Collection entries:
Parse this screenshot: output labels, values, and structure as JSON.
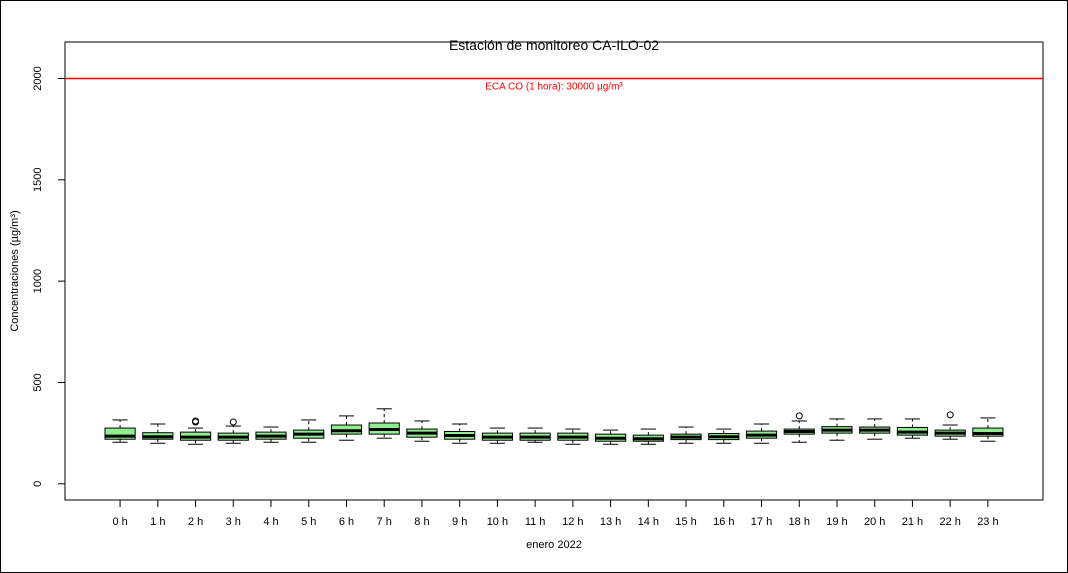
{
  "chart_data": {
    "type": "boxplot",
    "title": "Estación de monitoreo CA-ILO-02",
    "xlabel": "enero 2022",
    "ylabel": "Concentraciones (µg/m³)",
    "categories": [
      "0 h",
      "1 h",
      "2 h",
      "3 h",
      "4 h",
      "5 h",
      "6 h",
      "7 h",
      "8 h",
      "9 h",
      "10 h",
      "11 h",
      "12 h",
      "13 h",
      "14 h",
      "15 h",
      "16 h",
      "17 h",
      "18 h",
      "19 h",
      "20 h",
      "21 h",
      "22 h",
      "23 h"
    ],
    "color": "#90ee90",
    "boxes": [
      {
        "min": 205,
        "q1": 220,
        "median": 235,
        "q3": 275,
        "max": 315,
        "outliers": []
      },
      {
        "min": 200,
        "q1": 220,
        "median": 232,
        "q3": 252,
        "max": 295,
        "outliers": []
      },
      {
        "min": 195,
        "q1": 215,
        "median": 230,
        "q3": 255,
        "max": 275,
        "outliers": [
          305,
          310
        ]
      },
      {
        "min": 200,
        "q1": 215,
        "median": 230,
        "q3": 250,
        "max": 285,
        "outliers": [
          305
        ]
      },
      {
        "min": 205,
        "q1": 220,
        "median": 235,
        "q3": 255,
        "max": 280,
        "outliers": []
      },
      {
        "min": 205,
        "q1": 225,
        "median": 245,
        "q3": 265,
        "max": 315,
        "outliers": []
      },
      {
        "min": 215,
        "q1": 245,
        "median": 262,
        "q3": 290,
        "max": 335,
        "outliers": []
      },
      {
        "min": 225,
        "q1": 245,
        "median": 268,
        "q3": 300,
        "max": 370,
        "outliers": []
      },
      {
        "min": 210,
        "q1": 230,
        "median": 250,
        "q3": 270,
        "max": 310,
        "outliers": []
      },
      {
        "min": 200,
        "q1": 220,
        "median": 238,
        "q3": 258,
        "max": 295,
        "outliers": []
      },
      {
        "min": 200,
        "q1": 215,
        "median": 230,
        "q3": 250,
        "max": 275,
        "outliers": []
      },
      {
        "min": 205,
        "q1": 215,
        "median": 230,
        "q3": 250,
        "max": 275,
        "outliers": []
      },
      {
        "min": 195,
        "q1": 215,
        "median": 230,
        "q3": 250,
        "max": 270,
        "outliers": []
      },
      {
        "min": 195,
        "q1": 210,
        "median": 225,
        "q3": 245,
        "max": 265,
        "outliers": []
      },
      {
        "min": 195,
        "q1": 210,
        "median": 222,
        "q3": 240,
        "max": 270,
        "outliers": []
      },
      {
        "min": 200,
        "q1": 218,
        "median": 230,
        "q3": 245,
        "max": 280,
        "outliers": []
      },
      {
        "min": 200,
        "q1": 218,
        "median": 232,
        "q3": 248,
        "max": 270,
        "outliers": []
      },
      {
        "min": 200,
        "q1": 225,
        "median": 240,
        "q3": 260,
        "max": 295,
        "outliers": []
      },
      {
        "min": 205,
        "q1": 245,
        "median": 258,
        "q3": 270,
        "max": 310,
        "outliers": [
          335
        ]
      },
      {
        "min": 215,
        "q1": 250,
        "median": 265,
        "q3": 282,
        "max": 320,
        "outliers": []
      },
      {
        "min": 220,
        "q1": 250,
        "median": 265,
        "q3": 280,
        "max": 320,
        "outliers": []
      },
      {
        "min": 225,
        "q1": 240,
        "median": 255,
        "q3": 278,
        "max": 320,
        "outliers": []
      },
      {
        "min": 220,
        "q1": 235,
        "median": 250,
        "q3": 265,
        "max": 290,
        "outliers": [
          340
        ]
      },
      {
        "min": 210,
        "q1": 235,
        "median": 248,
        "q3": 275,
        "max": 325,
        "outliers": []
      }
    ],
    "ylim": [
      -80,
      2180
    ],
    "yticks": [
      0,
      500,
      1000,
      1500,
      2000
    ],
    "reference_line": {
      "value": 2000,
      "label": "ECA CO (1 hora): 30000 µg/m³",
      "color": "#ff0000"
    }
  }
}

What you will do
Your copy should match the records word for word, with the pictures removed.

Output below
Parse this screenshot: output labels, values, and structure as JSON.
{
  "chart_data": {
    "type": "boxplot",
    "title": "Estación de monitoreo CA-ILO-02",
    "xlabel": "enero 2022",
    "ylabel": "Concentraciones (µg/m³)",
    "categories": [
      "0 h",
      "1 h",
      "2 h",
      "3 h",
      "4 h",
      "5 h",
      "6 h",
      "7 h",
      "8 h",
      "9 h",
      "10 h",
      "11 h",
      "12 h",
      "13 h",
      "14 h",
      "15 h",
      "16 h",
      "17 h",
      "18 h",
      "19 h",
      "20 h",
      "21 h",
      "22 h",
      "23 h"
    ],
    "color": "#90ee90",
    "boxes": [
      {
        "min": 205,
        "q1": 220,
        "median": 235,
        "q3": 275,
        "max": 315,
        "outliers": []
      },
      {
        "min": 200,
        "q1": 220,
        "median": 232,
        "q3": 252,
        "max": 295,
        "outliers": []
      },
      {
        "min": 195,
        "q1": 215,
        "median": 230,
        "q3": 255,
        "max": 275,
        "outliers": [
          305,
          310
        ]
      },
      {
        "min": 200,
        "q1": 215,
        "median": 230,
        "q3": 250,
        "max": 285,
        "outliers": [
          305
        ]
      },
      {
        "min": 205,
        "q1": 220,
        "median": 235,
        "q3": 255,
        "max": 280,
        "outliers": []
      },
      {
        "min": 205,
        "q1": 225,
        "median": 245,
        "q3": 265,
        "max": 315,
        "outliers": []
      },
      {
        "min": 215,
        "q1": 245,
        "median": 262,
        "q3": 290,
        "max": 335,
        "outliers": []
      },
      {
        "min": 225,
        "q1": 245,
        "median": 268,
        "q3": 300,
        "max": 370,
        "outliers": []
      },
      {
        "min": 210,
        "q1": 230,
        "median": 250,
        "q3": 270,
        "max": 310,
        "outliers": []
      },
      {
        "min": 200,
        "q1": 220,
        "median": 238,
        "q3": 258,
        "max": 295,
        "outliers": []
      },
      {
        "min": 200,
        "q1": 215,
        "median": 230,
        "q3": 250,
        "max": 275,
        "outliers": []
      },
      {
        "min": 205,
        "q1": 215,
        "median": 230,
        "q3": 250,
        "max": 275,
        "outliers": []
      },
      {
        "min": 195,
        "q1": 215,
        "median": 230,
        "q3": 250,
        "max": 270,
        "outliers": []
      },
      {
        "min": 195,
        "q1": 210,
        "median": 225,
        "q3": 245,
        "max": 265,
        "outliers": []
      },
      {
        "min": 195,
        "q1": 210,
        "median": 222,
        "q3": 240,
        "max": 270,
        "outliers": []
      },
      {
        "min": 200,
        "q1": 218,
        "median": 230,
        "q3": 245,
        "max": 280,
        "outliers": []
      },
      {
        "min": 200,
        "q1": 218,
        "median": 232,
        "q3": 248,
        "max": 270,
        "outliers": []
      },
      {
        "min": 200,
        "q1": 225,
        "median": 240,
        "q3": 260,
        "max": 295,
        "outliers": []
      },
      {
        "min": 205,
        "q1": 245,
        "median": 258,
        "q3": 270,
        "max": 310,
        "outliers": [
          335
        ]
      },
      {
        "min": 215,
        "q1": 250,
        "median": 265,
        "q3": 282,
        "max": 320,
        "outliers": []
      },
      {
        "min": 220,
        "q1": 250,
        "median": 265,
        "q3": 280,
        "max": 320,
        "outliers": []
      },
      {
        "min": 225,
        "q1": 240,
        "median": 255,
        "q3": 278,
        "max": 320,
        "outliers": []
      },
      {
        "min": 220,
        "q1": 235,
        "median": 250,
        "q3": 265,
        "max": 290,
        "outliers": [
          340
        ]
      },
      {
        "min": 210,
        "q1": 235,
        "median": 248,
        "q3": 275,
        "max": 325,
        "outliers": []
      }
    ],
    "ylim": [
      -80,
      2180
    ],
    "yticks": [
      0,
      500,
      1000,
      1500,
      2000
    ],
    "reference_line": {
      "value": 2000,
      "label": "ECA CO (1 hora): 30000 µg/m³",
      "color": "#ff0000"
    }
  }
}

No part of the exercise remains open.